# WHAT IS REQUIRED:
Repeat all of the material exactly as given.

# THE DATA:
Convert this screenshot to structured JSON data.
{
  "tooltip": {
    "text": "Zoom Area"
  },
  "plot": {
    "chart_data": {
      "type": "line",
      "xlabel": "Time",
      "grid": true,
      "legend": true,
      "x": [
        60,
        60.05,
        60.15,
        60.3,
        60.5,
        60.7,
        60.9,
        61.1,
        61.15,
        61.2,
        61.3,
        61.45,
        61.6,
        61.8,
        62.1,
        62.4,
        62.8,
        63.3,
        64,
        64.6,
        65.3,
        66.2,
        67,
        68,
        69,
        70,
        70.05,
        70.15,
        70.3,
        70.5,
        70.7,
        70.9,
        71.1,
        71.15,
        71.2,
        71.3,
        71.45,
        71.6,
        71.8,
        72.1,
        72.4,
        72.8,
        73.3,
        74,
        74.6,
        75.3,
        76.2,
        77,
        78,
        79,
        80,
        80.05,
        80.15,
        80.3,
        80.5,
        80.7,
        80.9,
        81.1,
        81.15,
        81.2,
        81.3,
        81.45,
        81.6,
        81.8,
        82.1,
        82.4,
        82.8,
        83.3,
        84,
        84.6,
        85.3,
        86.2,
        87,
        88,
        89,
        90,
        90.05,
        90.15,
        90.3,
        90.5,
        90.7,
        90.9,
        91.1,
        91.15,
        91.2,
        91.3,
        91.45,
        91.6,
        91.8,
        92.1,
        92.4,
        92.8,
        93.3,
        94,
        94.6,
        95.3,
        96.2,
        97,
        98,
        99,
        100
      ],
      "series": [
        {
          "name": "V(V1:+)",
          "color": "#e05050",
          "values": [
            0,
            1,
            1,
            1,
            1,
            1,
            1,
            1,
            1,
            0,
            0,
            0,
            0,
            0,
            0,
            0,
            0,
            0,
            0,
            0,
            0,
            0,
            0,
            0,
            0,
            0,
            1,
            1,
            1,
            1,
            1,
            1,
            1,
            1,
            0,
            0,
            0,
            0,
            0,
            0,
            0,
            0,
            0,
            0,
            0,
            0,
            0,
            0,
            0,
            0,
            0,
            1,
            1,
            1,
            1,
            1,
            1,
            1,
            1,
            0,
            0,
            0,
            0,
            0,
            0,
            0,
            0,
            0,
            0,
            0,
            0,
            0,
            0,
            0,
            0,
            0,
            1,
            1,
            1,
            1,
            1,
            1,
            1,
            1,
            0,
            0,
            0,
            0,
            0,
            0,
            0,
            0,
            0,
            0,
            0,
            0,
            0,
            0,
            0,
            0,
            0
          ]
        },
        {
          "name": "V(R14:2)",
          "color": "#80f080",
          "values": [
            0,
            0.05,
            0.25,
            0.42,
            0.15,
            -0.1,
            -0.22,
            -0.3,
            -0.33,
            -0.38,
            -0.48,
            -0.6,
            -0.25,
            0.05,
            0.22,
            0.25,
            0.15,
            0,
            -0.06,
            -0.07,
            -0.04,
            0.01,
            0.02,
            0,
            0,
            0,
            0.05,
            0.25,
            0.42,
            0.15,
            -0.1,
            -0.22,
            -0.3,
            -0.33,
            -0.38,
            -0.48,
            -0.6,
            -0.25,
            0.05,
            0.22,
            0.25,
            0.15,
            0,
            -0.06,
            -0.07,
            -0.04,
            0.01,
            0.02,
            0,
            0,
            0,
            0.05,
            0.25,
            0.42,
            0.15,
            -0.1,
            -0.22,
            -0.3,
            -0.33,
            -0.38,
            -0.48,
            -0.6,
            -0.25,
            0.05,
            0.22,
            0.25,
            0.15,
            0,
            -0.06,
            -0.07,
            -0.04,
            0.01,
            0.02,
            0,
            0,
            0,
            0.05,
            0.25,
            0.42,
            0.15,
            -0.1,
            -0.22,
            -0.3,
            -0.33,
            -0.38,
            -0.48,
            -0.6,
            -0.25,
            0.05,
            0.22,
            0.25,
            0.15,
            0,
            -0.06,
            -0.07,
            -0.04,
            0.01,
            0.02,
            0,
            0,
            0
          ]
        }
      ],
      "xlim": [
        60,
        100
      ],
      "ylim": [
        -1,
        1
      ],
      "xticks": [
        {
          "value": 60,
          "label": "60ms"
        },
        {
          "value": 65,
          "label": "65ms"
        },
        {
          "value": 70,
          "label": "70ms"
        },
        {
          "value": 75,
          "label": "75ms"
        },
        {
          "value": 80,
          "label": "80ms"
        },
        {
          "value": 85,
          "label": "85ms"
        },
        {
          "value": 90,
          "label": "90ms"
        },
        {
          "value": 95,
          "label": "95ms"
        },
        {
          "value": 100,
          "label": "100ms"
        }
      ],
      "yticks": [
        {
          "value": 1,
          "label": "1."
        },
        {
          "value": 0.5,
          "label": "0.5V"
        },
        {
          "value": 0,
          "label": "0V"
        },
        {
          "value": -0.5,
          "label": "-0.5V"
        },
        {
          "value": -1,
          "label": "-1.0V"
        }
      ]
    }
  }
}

# FULL SOLUTION:
Convert this screenshot to structured JSON data.
{
  "tooltip": {
    "text": "Zoom Area"
  },
  "plot": {
    "chart_data": {
      "type": "line",
      "xlabel": "Time",
      "grid": true,
      "legend": true,
      "x": [
        60,
        60.05,
        60.15,
        60.3,
        60.5,
        60.7,
        60.9,
        61.1,
        61.15,
        61.2,
        61.3,
        61.45,
        61.6,
        61.8,
        62.1,
        62.4,
        62.8,
        63.3,
        64,
        64.6,
        65.3,
        66.2,
        67,
        68,
        69,
        70,
        70.05,
        70.15,
        70.3,
        70.5,
        70.7,
        70.9,
        71.1,
        71.15,
        71.2,
        71.3,
        71.45,
        71.6,
        71.8,
        72.1,
        72.4,
        72.8,
        73.3,
        74,
        74.6,
        75.3,
        76.2,
        77,
        78,
        79,
        80,
        80.05,
        80.15,
        80.3,
        80.5,
        80.7,
        80.9,
        81.1,
        81.15,
        81.2,
        81.3,
        81.45,
        81.6,
        81.8,
        82.1,
        82.4,
        82.8,
        83.3,
        84,
        84.6,
        85.3,
        86.2,
        87,
        88,
        89,
        90,
        90.05,
        90.15,
        90.3,
        90.5,
        90.7,
        90.9,
        91.1,
        91.15,
        91.2,
        91.3,
        91.45,
        91.6,
        91.8,
        92.1,
        92.4,
        92.8,
        93.3,
        94,
        94.6,
        95.3,
        96.2,
        97,
        98,
        99,
        100
      ],
      "series": [
        {
          "name": "V(V1:+)",
          "color": "#e05050",
          "values": [
            0,
            1,
            1,
            1,
            1,
            1,
            1,
            1,
            1,
            0,
            0,
            0,
            0,
            0,
            0,
            0,
            0,
            0,
            0,
            0,
            0,
            0,
            0,
            0,
            0,
            0,
            1,
            1,
            1,
            1,
            1,
            1,
            1,
            1,
            0,
            0,
            0,
            0,
            0,
            0,
            0,
            0,
            0,
            0,
            0,
            0,
            0,
            0,
            0,
            0,
            0,
            1,
            1,
            1,
            1,
            1,
            1,
            1,
            1,
            0,
            0,
            0,
            0,
            0,
            0,
            0,
            0,
            0,
            0,
            0,
            0,
            0,
            0,
            0,
            0,
            0,
            1,
            1,
            1,
            1,
            1,
            1,
            1,
            1,
            0,
            0,
            0,
            0,
            0,
            0,
            0,
            0,
            0,
            0,
            0,
            0,
            0,
            0,
            0,
            0,
            0
          ]
        },
        {
          "name": "V(R14:2)",
          "color": "#80f080",
          "values": [
            0,
            0.05,
            0.25,
            0.42,
            0.15,
            -0.1,
            -0.22,
            -0.3,
            -0.33,
            -0.38,
            -0.48,
            -0.6,
            -0.25,
            0.05,
            0.22,
            0.25,
            0.15,
            0,
            -0.06,
            -0.07,
            -0.04,
            0.01,
            0.02,
            0,
            0,
            0,
            0.05,
            0.25,
            0.42,
            0.15,
            -0.1,
            -0.22,
            -0.3,
            -0.33,
            -0.38,
            -0.48,
            -0.6,
            -0.25,
            0.05,
            0.22,
            0.25,
            0.15,
            0,
            -0.06,
            -0.07,
            -0.04,
            0.01,
            0.02,
            0,
            0,
            0,
            0.05,
            0.25,
            0.42,
            0.15,
            -0.1,
            -0.22,
            -0.3,
            -0.33,
            -0.38,
            -0.48,
            -0.6,
            -0.25,
            0.05,
            0.22,
            0.25,
            0.15,
            0,
            -0.06,
            -0.07,
            -0.04,
            0.01,
            0.02,
            0,
            0,
            0,
            0.05,
            0.25,
            0.42,
            0.15,
            -0.1,
            -0.22,
            -0.3,
            -0.33,
            -0.38,
            -0.48,
            -0.6,
            -0.25,
            0.05,
            0.22,
            0.25,
            0.15,
            0,
            -0.06,
            -0.07,
            -0.04,
            0.01,
            0.02,
            0,
            0,
            0
          ]
        }
      ],
      "xlim": [
        60,
        100
      ],
      "ylim": [
        -1,
        1
      ],
      "xticks": [
        {
          "value": 60,
          "label": "60ms"
        },
        {
          "value": 65,
          "label": "65ms"
        },
        {
          "value": 70,
          "label": "70ms"
        },
        {
          "value": 75,
          "label": "75ms"
        },
        {
          "value": 80,
          "label": "80ms"
        },
        {
          "value": 85,
          "label": "85ms"
        },
        {
          "value": 90,
          "label": "90ms"
        },
        {
          "value": 95,
          "label": "95ms"
        },
        {
          "value": 100,
          "label": "100ms"
        }
      ],
      "yticks": [
        {
          "value": 1,
          "label": "1."
        },
        {
          "value": 0.5,
          "label": "0.5V"
        },
        {
          "value": 0,
          "label": "0V"
        },
        {
          "value": -0.5,
          "label": "-0.5V"
        },
        {
          "value": -1,
          "label": "-1.0V"
        }
      ]
    }
  }
}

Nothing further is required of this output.